■ Your objective ■
Of the lines in these entries, how many contain the string "active"? Give the number and nothing else.
* START Excerpted data *
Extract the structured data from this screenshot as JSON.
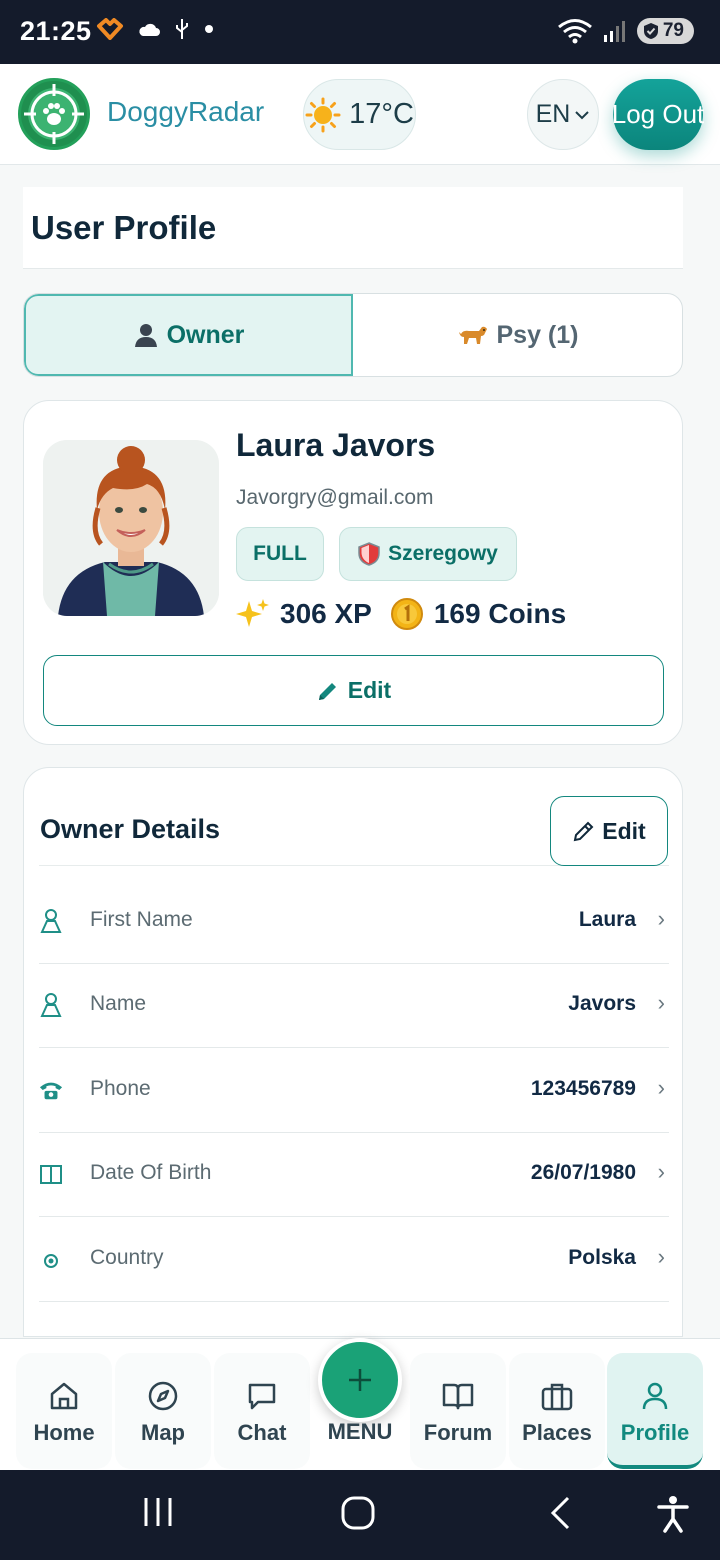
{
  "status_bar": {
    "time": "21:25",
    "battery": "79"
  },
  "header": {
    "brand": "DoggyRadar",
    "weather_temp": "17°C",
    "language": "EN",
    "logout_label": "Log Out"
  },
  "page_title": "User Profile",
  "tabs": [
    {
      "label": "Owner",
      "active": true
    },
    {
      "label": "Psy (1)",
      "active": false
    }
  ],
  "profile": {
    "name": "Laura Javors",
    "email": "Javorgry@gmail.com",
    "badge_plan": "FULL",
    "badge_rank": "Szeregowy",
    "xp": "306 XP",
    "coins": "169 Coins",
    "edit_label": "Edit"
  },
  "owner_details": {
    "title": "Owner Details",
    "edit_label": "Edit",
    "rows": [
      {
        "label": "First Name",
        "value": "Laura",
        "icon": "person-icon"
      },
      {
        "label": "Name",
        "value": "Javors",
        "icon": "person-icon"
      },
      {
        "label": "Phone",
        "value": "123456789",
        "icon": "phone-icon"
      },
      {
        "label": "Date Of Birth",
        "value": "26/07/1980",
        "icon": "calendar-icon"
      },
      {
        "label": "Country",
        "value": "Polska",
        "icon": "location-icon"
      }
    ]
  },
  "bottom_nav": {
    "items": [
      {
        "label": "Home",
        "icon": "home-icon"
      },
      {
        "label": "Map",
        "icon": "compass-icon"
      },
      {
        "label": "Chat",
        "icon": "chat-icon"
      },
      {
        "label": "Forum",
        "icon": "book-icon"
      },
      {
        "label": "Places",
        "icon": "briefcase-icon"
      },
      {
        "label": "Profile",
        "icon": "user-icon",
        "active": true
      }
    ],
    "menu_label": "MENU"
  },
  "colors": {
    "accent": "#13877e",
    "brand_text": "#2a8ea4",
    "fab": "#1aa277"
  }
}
* END Excerpted data *
■ Exercise result ■
3